_To do_
In the listing below, count each line containing "value" and answer with the count only.

_Dataset_
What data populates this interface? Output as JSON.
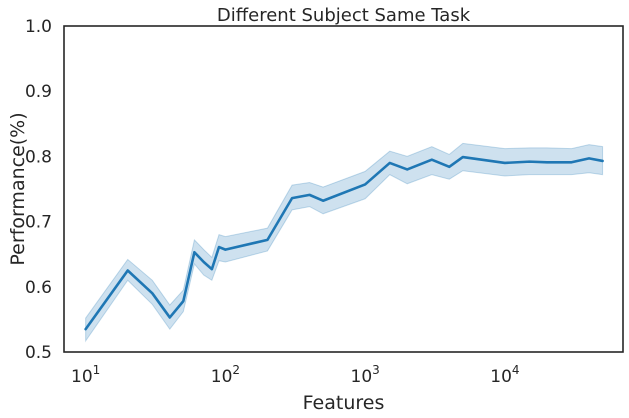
{
  "chart_data": {
    "type": "line",
    "title": "Different Subject Same Task",
    "xlabel": "Features",
    "ylabel": "Performance(%)",
    "x_scale": "log",
    "xlim": [
      7,
      70000
    ],
    "ylim": [
      0.5,
      1.0
    ],
    "yticks": [
      {
        "value": 0.5,
        "label": "0.5"
      },
      {
        "value": 0.6,
        "label": "0.6"
      },
      {
        "value": 0.7,
        "label": "0.7"
      },
      {
        "value": 0.8,
        "label": "0.8"
      },
      {
        "value": 0.9,
        "label": "0.9"
      },
      {
        "value": 1.0,
        "label": "1.0"
      }
    ],
    "xticks": [
      {
        "value": 10,
        "base": "10",
        "exp": "1"
      },
      {
        "value": 100,
        "base": "10",
        "exp": "2"
      },
      {
        "value": 1000,
        "base": "10",
        "exp": "3"
      },
      {
        "value": 10000,
        "base": "10",
        "exp": "4"
      }
    ],
    "grid": false,
    "colors": {
      "line": "#1f77b4",
      "band": "#1f77b4",
      "axes": "#262626"
    },
    "series": [
      {
        "x": [
          10,
          20,
          30,
          40,
          50,
          60,
          70,
          80,
          90,
          100,
          200,
          300,
          400,
          500,
          1000,
          1500,
          2000,
          3000,
          4000,
          5000,
          10000,
          15000,
          20000,
          30000,
          40000,
          50000
        ],
        "y": [
          0.535,
          0.625,
          0.59,
          0.553,
          0.578,
          0.653,
          0.638,
          0.627,
          0.661,
          0.657,
          0.672,
          0.736,
          0.741,
          0.732,
          0.757,
          0.79,
          0.78,
          0.795,
          0.784,
          0.799,
          0.79,
          0.792,
          0.791,
          0.791,
          0.797,
          0.793
        ],
        "ci_low": [
          0.517,
          0.61,
          0.573,
          0.535,
          0.562,
          0.635,
          0.618,
          0.61,
          0.64,
          0.638,
          0.655,
          0.718,
          0.723,
          0.712,
          0.735,
          0.772,
          0.758,
          0.772,
          0.765,
          0.778,
          0.77,
          0.772,
          0.772,
          0.772,
          0.775,
          0.772
        ],
        "ci_high": [
          0.552,
          0.642,
          0.61,
          0.572,
          0.595,
          0.672,
          0.657,
          0.645,
          0.68,
          0.677,
          0.69,
          0.756,
          0.76,
          0.753,
          0.777,
          0.808,
          0.8,
          0.815,
          0.803,
          0.82,
          0.812,
          0.813,
          0.813,
          0.812,
          0.818,
          0.815
        ]
      }
    ]
  }
}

_Answer to the task_
10